- EXERCISE
Repeat the entries that follow verbatim, without any of their pictures.

-- BEGIN INPUT DATA --

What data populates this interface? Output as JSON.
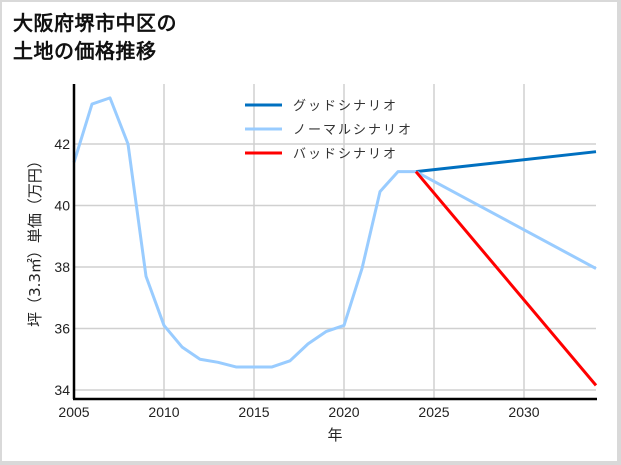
{
  "title_line1": "大阪府堺市中区の",
  "title_line2": "土地の価格推移",
  "chart_data": {
    "type": "line",
    "title": "大阪府堺市中区の土地の価格推移",
    "xlabel": "年",
    "ylabel": "坪（3.3㎡）単価（万円）",
    "xlim": [
      2005,
      2034
    ],
    "ylim": [
      33.8,
      44.3
    ],
    "xticks": [
      2005,
      2010,
      2015,
      2020,
      2025,
      2030
    ],
    "yticks": [
      34,
      36,
      38,
      40,
      42
    ],
    "grid": true,
    "legend_position": "upper center",
    "series": [
      {
        "name": "ノーマルシナリオ (historical)",
        "color": "#99ccff",
        "x": [
          2005,
          2006,
          2007,
          2008,
          2009,
          2010,
          2011,
          2012,
          2013,
          2014,
          2015,
          2016,
          2017,
          2018,
          2019,
          2020,
          2021,
          2022,
          2023,
          2024
        ],
        "y": [
          41.4,
          43.3,
          43.5,
          42.0,
          37.7,
          36.1,
          35.4,
          35.0,
          34.9,
          34.75,
          34.75,
          34.75,
          34.95,
          35.5,
          35.9,
          36.1,
          37.95,
          40.45,
          41.1,
          41.1
        ]
      },
      {
        "name": "グッドシナリオ",
        "color": "#0070c0",
        "x": [
          2024,
          2034
        ],
        "y": [
          41.1,
          41.75
        ]
      },
      {
        "name": "ノーマルシナリオ",
        "color": "#99ccff",
        "x": [
          2024,
          2034
        ],
        "y": [
          41.1,
          37.95
        ]
      },
      {
        "name": "バッドシナリオ",
        "color": "#ff0000",
        "x": [
          2024,
          2034
        ],
        "y": [
          41.1,
          34.15
        ]
      }
    ]
  },
  "legend": [
    {
      "label": "グッドシナリオ",
      "color": "#0070c0"
    },
    {
      "label": "ノーマルシナリオ",
      "color": "#99ccff"
    },
    {
      "label": "バッドシナリオ",
      "color": "#ff0000"
    }
  ],
  "x_tick_labels": [
    "2005",
    "2010",
    "2015",
    "2020",
    "2025",
    "2030"
  ],
  "y_tick_labels": [
    "34",
    "36",
    "38",
    "40",
    "42"
  ],
  "x_axis_label": "年",
  "y_axis_label": "坪（3.3㎡）単価（万円）"
}
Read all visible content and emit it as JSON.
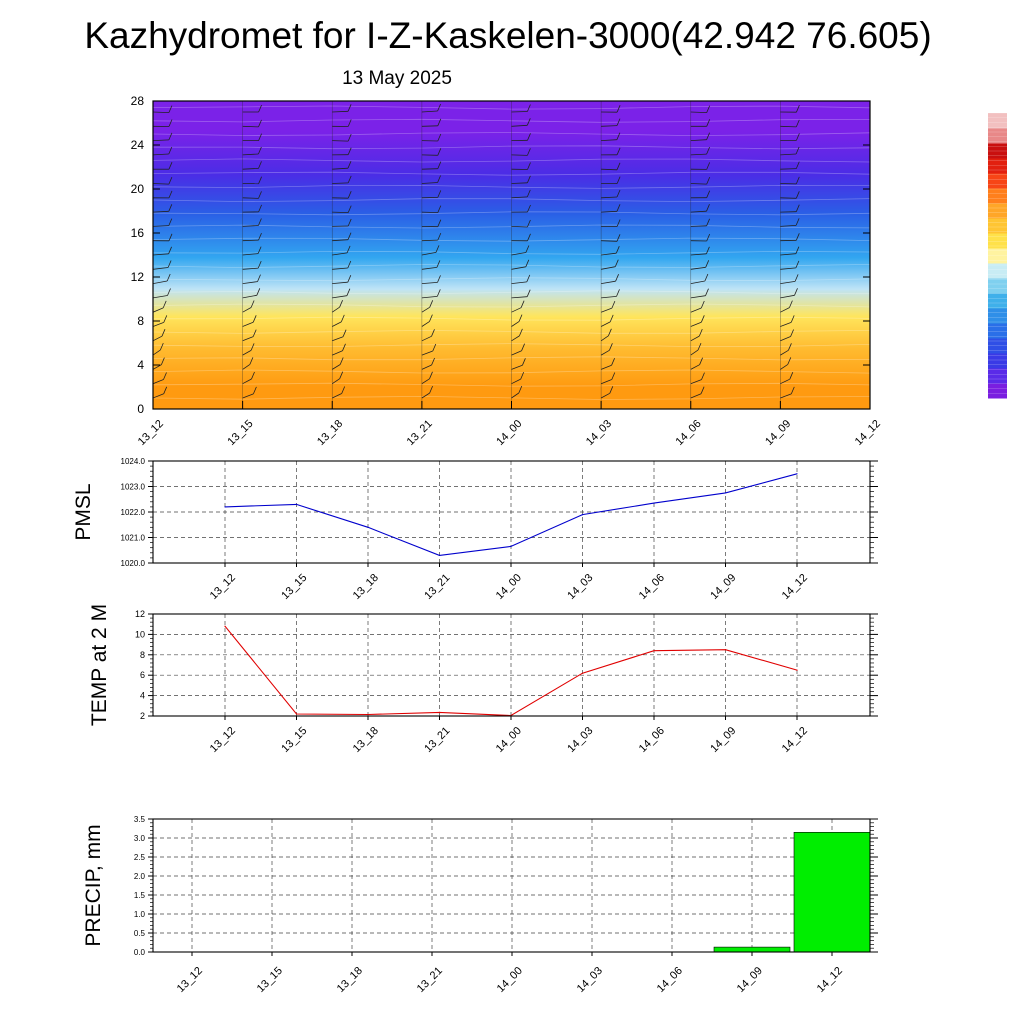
{
  "page": {
    "title": "Kazhydromet for I-Z-Kaskelen-3000(42.942 76.605)",
    "subtitle": "13 May 2025"
  },
  "chart_data": [
    {
      "id": "crosssection",
      "type": "heatmap",
      "title": "",
      "xlabel": "",
      "ylabel": "",
      "categories": [
        "13_12",
        "13_15",
        "13_18",
        "13_21",
        "14_00",
        "14_03",
        "14_06",
        "14_09",
        "14_12"
      ],
      "y_ticks": [
        0,
        4,
        8,
        12,
        16,
        20,
        24,
        28
      ],
      "ylim": [
        0,
        28
      ],
      "wind_barbs": true,
      "colorbar": {
        "placement": "right",
        "colors": [
          "#7a1ee0",
          "#5a2be8",
          "#3a3ae6",
          "#2f4fe6",
          "#2a6fe8",
          "#2f8fe8",
          "#3fb0ea",
          "#7fd0ef",
          "#c8ecf4",
          "#fff3a0",
          "#ffe14a",
          "#ffc533",
          "#ffa628",
          "#ff7f1c",
          "#f74516",
          "#e2200f",
          "#c9100f",
          "#e88888",
          "#f2c0c0"
        ]
      },
      "fill_bands": [
        {
          "from": 0,
          "to": 4,
          "color": "#ff9a10"
        },
        {
          "from": 4,
          "to": 7,
          "color": "#ffbb30"
        },
        {
          "from": 7,
          "to": 9.8,
          "color": "#ffe55c"
        },
        {
          "from": 9.8,
          "to": 12,
          "color": "#bfe4f6"
        },
        {
          "from": 12,
          "to": 15.5,
          "color": "#32a6f0"
        },
        {
          "from": 15.5,
          "to": 20,
          "color": "#2a5fe6"
        },
        {
          "from": 20,
          "to": 22.5,
          "color": "#4a2de6"
        },
        {
          "from": 22.5,
          "to": 28,
          "color": "#7b22e8"
        }
      ]
    },
    {
      "id": "pmsl",
      "type": "line",
      "title": "",
      "xlabel": "",
      "ylabel": "PMSL",
      "categories": [
        "13_12",
        "13_15",
        "13_18",
        "13_21",
        "14_00",
        "14_03",
        "14_06",
        "14_09",
        "14_12"
      ],
      "series": [
        {
          "values": [
            1022.2,
            1022.3,
            1021.4,
            1020.3,
            1020.65,
            1021.9,
            1022.35,
            1022.75,
            1023.5
          ],
          "color": "#0000cc"
        }
      ],
      "ylim": [
        1020.0,
        1024.0
      ],
      "y_ticks": [
        "1020.0",
        "1021.0",
        "1022.0",
        "1023.0",
        "1024.0"
      ],
      "grid": true
    },
    {
      "id": "temp",
      "type": "line",
      "title": "",
      "xlabel": "",
      "ylabel": "TEMP at 2 M",
      "categories": [
        "13_12",
        "13_15",
        "13_18",
        "13_21",
        "14_00",
        "14_03",
        "14_06",
        "14_09",
        "14_12"
      ],
      "series": [
        {
          "values": [
            10.8,
            2.2,
            2.15,
            2.35,
            2.05,
            6.2,
            8.4,
            8.5,
            6.5
          ],
          "color": "#e00000"
        }
      ],
      "ylim": [
        2,
        12
      ],
      "y_ticks": [
        "2",
        "4",
        "6",
        "8",
        "10",
        "12"
      ],
      "grid": true
    },
    {
      "id": "precip",
      "type": "bar",
      "title": "",
      "xlabel": "",
      "ylabel": "PRECIP, mm",
      "categories": [
        "13_12",
        "13_15",
        "13_18",
        "13_21",
        "14_00",
        "14_03",
        "14_06",
        "14_09",
        "14_12"
      ],
      "values": [
        0,
        0,
        0,
        0,
        0,
        0,
        0,
        0.13,
        3.15
      ],
      "bar_color": "#00ee00",
      "ylim": [
        0,
        3.5
      ],
      "y_ticks": [
        "0.0",
        "0.5",
        "1.0",
        "1.5",
        "2.0",
        "2.5",
        "3.0",
        "3.5"
      ],
      "grid": true
    }
  ]
}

-- END INPUT DATA --

- FULL SOLUTION
What data populates this interface? Output as JSON.
{
  "title_line1": "大阪府堺市中区の",
  "title_line2": "土地の価格推移",
  "chart_data": {
    "type": "line",
    "title": "大阪府堺市中区の土地の価格推移",
    "xlabel": "年",
    "ylabel": "坪（3.3㎡）単価（万円）",
    "xlim": [
      2005,
      2034
    ],
    "ylim": [
      33.8,
      44.3
    ],
    "xticks": [
      2005,
      2010,
      2015,
      2020,
      2025,
      2030
    ],
    "yticks": [
      34,
      36,
      38,
      40,
      42
    ],
    "grid": true,
    "legend_position": "upper center",
    "series": [
      {
        "name": "ノーマルシナリオ (historical)",
        "color": "#99ccff",
        "x": [
          2005,
          2006,
          2007,
          2008,
          2009,
          2010,
          2011,
          2012,
          2013,
          2014,
          2015,
          2016,
          2017,
          2018,
          2019,
          2020,
          2021,
          2022,
          2023,
          2024
        ],
        "y": [
          41.4,
          43.3,
          43.5,
          42.0,
          37.7,
          36.1,
          35.4,
          35.0,
          34.9,
          34.75,
          34.75,
          34.75,
          34.95,
          35.5,
          35.9,
          36.1,
          37.95,
          40.45,
          41.1,
          41.1
        ]
      },
      {
        "name": "グッドシナリオ",
        "color": "#0070c0",
        "x": [
          2024,
          2034
        ],
        "y": [
          41.1,
          41.75
        ]
      },
      {
        "name": "ノーマルシナリオ",
        "color": "#99ccff",
        "x": [
          2024,
          2034
        ],
        "y": [
          41.1,
          37.95
        ]
      },
      {
        "name": "バッドシナリオ",
        "color": "#ff0000",
        "x": [
          2024,
          2034
        ],
        "y": [
          41.1,
          34.15
        ]
      }
    ]
  },
  "legend": [
    {
      "label": "グッドシナリオ",
      "color": "#0070c0"
    },
    {
      "label": "ノーマルシナリオ",
      "color": "#99ccff"
    },
    {
      "label": "バッドシナリオ",
      "color": "#ff0000"
    }
  ],
  "x_tick_labels": [
    "2005",
    "2010",
    "2015",
    "2020",
    "2025",
    "2030"
  ],
  "y_tick_labels": [
    "34",
    "36",
    "38",
    "40",
    "42"
  ],
  "x_axis_label": "年",
  "y_axis_label": "坪（3.3㎡）単価（万円）"
}
Read all visible content and emit it as JSON.
{
  "page": {
    "title": "Kazhydromet for I-Z-Kaskelen-3000(42.942 76.605)",
    "subtitle": "13 May 2025"
  },
  "chart_data": [
    {
      "id": "crosssection",
      "type": "heatmap",
      "title": "",
      "xlabel": "",
      "ylabel": "",
      "categories": [
        "13_12",
        "13_15",
        "13_18",
        "13_21",
        "14_00",
        "14_03",
        "14_06",
        "14_09",
        "14_12"
      ],
      "y_ticks": [
        0,
        4,
        8,
        12,
        16,
        20,
        24,
        28
      ],
      "ylim": [
        0,
        28
      ],
      "wind_barbs": true,
      "colorbar": {
        "placement": "right",
        "colors": [
          "#7a1ee0",
          "#5a2be8",
          "#3a3ae6",
          "#2f4fe6",
          "#2a6fe8",
          "#2f8fe8",
          "#3fb0ea",
          "#7fd0ef",
          "#c8ecf4",
          "#fff3a0",
          "#ffe14a",
          "#ffc533",
          "#ffa628",
          "#ff7f1c",
          "#f74516",
          "#e2200f",
          "#c9100f",
          "#e88888",
          "#f2c0c0"
        ]
      },
      "fill_bands": [
        {
          "from": 0,
          "to": 4,
          "color": "#ff9a10"
        },
        {
          "from": 4,
          "to": 7,
          "color": "#ffbb30"
        },
        {
          "from": 7,
          "to": 9.8,
          "color": "#ffe55c"
        },
        {
          "from": 9.8,
          "to": 12,
          "color": "#bfe4f6"
        },
        {
          "from": 12,
          "to": 15.5,
          "color": "#32a6f0"
        },
        {
          "from": 15.5,
          "to": 20,
          "color": "#2a5fe6"
        },
        {
          "from": 20,
          "to": 22.5,
          "color": "#4a2de6"
        },
        {
          "from": 22.5,
          "to": 28,
          "color": "#7b22e8"
        }
      ]
    },
    {
      "id": "pmsl",
      "type": "line",
      "title": "",
      "xlabel": "",
      "ylabel": "PMSL",
      "categories": [
        "13_12",
        "13_15",
        "13_18",
        "13_21",
        "14_00",
        "14_03",
        "14_06",
        "14_09",
        "14_12"
      ],
      "series": [
        {
          "values": [
            1022.2,
            1022.3,
            1021.4,
            1020.3,
            1020.65,
            1021.9,
            1022.35,
            1022.75,
            1023.5
          ],
          "color": "#0000cc"
        }
      ],
      "ylim": [
        1020.0,
        1024.0
      ],
      "y_ticks": [
        "1020.0",
        "1021.0",
        "1022.0",
        "1023.0",
        "1024.0"
      ],
      "grid": true
    },
    {
      "id": "temp",
      "type": "line",
      "title": "",
      "xlabel": "",
      "ylabel": "TEMP at 2 M",
      "categories": [
        "13_12",
        "13_15",
        "13_18",
        "13_21",
        "14_00",
        "14_03",
        "14_06",
        "14_09",
        "14_12"
      ],
      "series": [
        {
          "values": [
            10.8,
            2.2,
            2.15,
            2.35,
            2.05,
            6.2,
            8.4,
            8.5,
            6.5
          ],
          "color": "#e00000"
        }
      ],
      "ylim": [
        2,
        12
      ],
      "y_ticks": [
        "2",
        "4",
        "6",
        "8",
        "10",
        "12"
      ],
      "grid": true
    },
    {
      "id": "precip",
      "type": "bar",
      "title": "",
      "xlabel": "",
      "ylabel": "PRECIP, mm",
      "categories": [
        "13_12",
        "13_15",
        "13_18",
        "13_21",
        "14_00",
        "14_03",
        "14_06",
        "14_09",
        "14_12"
      ],
      "values": [
        0,
        0,
        0,
        0,
        0,
        0,
        0,
        0.13,
        3.15
      ],
      "bar_color": "#00ee00",
      "ylim": [
        0,
        3.5
      ],
      "y_ticks": [
        "0.0",
        "0.5",
        "1.0",
        "1.5",
        "2.0",
        "2.5",
        "3.0",
        "3.5"
      ],
      "grid": true
    }
  ]
}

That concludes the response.